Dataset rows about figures
<<<<

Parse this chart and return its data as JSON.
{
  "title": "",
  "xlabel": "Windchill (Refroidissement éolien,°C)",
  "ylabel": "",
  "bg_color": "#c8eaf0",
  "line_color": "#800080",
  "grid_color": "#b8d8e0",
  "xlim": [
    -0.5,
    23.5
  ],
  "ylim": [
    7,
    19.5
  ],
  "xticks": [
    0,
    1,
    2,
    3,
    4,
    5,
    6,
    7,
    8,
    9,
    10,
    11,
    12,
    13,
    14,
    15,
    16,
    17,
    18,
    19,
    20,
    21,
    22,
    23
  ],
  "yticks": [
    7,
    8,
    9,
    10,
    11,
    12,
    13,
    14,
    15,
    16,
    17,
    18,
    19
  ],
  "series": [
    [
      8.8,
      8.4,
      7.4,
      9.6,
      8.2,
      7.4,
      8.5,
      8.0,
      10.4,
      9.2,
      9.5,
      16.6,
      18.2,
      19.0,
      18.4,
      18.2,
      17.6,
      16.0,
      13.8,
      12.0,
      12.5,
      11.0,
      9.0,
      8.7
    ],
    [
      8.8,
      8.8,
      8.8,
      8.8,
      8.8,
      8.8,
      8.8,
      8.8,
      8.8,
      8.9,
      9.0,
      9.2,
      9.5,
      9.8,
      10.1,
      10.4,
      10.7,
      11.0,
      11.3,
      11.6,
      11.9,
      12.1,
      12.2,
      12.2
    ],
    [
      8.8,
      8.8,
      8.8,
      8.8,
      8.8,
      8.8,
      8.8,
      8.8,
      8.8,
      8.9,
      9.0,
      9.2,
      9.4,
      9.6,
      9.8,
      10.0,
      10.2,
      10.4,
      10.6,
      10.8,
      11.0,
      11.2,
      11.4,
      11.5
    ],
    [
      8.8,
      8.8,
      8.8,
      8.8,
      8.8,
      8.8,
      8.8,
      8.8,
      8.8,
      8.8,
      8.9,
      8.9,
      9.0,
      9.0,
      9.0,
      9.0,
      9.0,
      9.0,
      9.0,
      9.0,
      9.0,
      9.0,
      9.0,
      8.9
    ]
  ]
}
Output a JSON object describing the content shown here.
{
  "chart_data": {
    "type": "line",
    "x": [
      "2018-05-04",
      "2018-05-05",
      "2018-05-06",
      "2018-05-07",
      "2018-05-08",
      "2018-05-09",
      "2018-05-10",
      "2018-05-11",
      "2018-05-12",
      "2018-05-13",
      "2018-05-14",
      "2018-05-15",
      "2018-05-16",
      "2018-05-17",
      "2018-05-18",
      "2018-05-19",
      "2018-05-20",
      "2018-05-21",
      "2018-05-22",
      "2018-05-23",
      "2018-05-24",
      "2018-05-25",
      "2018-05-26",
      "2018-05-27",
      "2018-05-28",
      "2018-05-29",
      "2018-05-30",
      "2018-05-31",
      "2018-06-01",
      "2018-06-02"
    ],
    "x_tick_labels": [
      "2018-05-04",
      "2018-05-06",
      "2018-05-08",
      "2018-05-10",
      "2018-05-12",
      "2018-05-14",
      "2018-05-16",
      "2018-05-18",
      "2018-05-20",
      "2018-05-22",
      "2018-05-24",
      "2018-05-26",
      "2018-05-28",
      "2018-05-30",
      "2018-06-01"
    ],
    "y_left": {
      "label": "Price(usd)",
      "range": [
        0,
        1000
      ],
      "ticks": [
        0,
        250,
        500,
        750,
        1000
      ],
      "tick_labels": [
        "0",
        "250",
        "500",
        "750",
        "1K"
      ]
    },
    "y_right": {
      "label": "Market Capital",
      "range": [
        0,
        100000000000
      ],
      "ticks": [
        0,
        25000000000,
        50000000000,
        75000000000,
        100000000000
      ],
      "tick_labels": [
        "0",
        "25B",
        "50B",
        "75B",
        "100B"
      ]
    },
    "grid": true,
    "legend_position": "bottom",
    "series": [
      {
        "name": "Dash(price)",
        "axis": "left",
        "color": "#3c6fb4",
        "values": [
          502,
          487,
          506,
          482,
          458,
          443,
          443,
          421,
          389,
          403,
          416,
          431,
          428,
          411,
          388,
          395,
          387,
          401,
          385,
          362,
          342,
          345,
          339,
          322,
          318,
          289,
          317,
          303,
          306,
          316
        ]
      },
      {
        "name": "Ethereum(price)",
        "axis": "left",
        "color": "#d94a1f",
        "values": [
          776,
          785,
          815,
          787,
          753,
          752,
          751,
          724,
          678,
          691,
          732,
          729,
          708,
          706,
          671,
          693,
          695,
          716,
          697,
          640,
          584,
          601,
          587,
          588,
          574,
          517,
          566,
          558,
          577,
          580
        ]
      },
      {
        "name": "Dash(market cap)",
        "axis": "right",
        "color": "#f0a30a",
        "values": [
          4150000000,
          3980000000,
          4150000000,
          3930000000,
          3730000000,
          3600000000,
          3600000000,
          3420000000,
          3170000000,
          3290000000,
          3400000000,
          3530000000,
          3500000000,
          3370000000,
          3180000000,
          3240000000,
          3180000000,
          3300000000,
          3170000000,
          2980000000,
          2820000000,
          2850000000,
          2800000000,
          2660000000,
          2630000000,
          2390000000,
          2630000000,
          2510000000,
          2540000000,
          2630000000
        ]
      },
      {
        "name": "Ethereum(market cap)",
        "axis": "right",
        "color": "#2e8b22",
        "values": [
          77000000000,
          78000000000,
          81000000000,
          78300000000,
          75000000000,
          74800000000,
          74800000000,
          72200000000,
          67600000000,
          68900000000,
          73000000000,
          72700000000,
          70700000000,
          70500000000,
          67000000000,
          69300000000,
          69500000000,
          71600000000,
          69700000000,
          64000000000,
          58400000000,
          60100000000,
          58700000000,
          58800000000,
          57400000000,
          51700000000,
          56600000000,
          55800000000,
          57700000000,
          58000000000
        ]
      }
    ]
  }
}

>>>>

GOAL
Which lines contain "Ethereum"? Copy each of them out.

REPLY TO THE TASK
        "name": "Ethereum(price)",
        "name": "Ethereum(market cap)",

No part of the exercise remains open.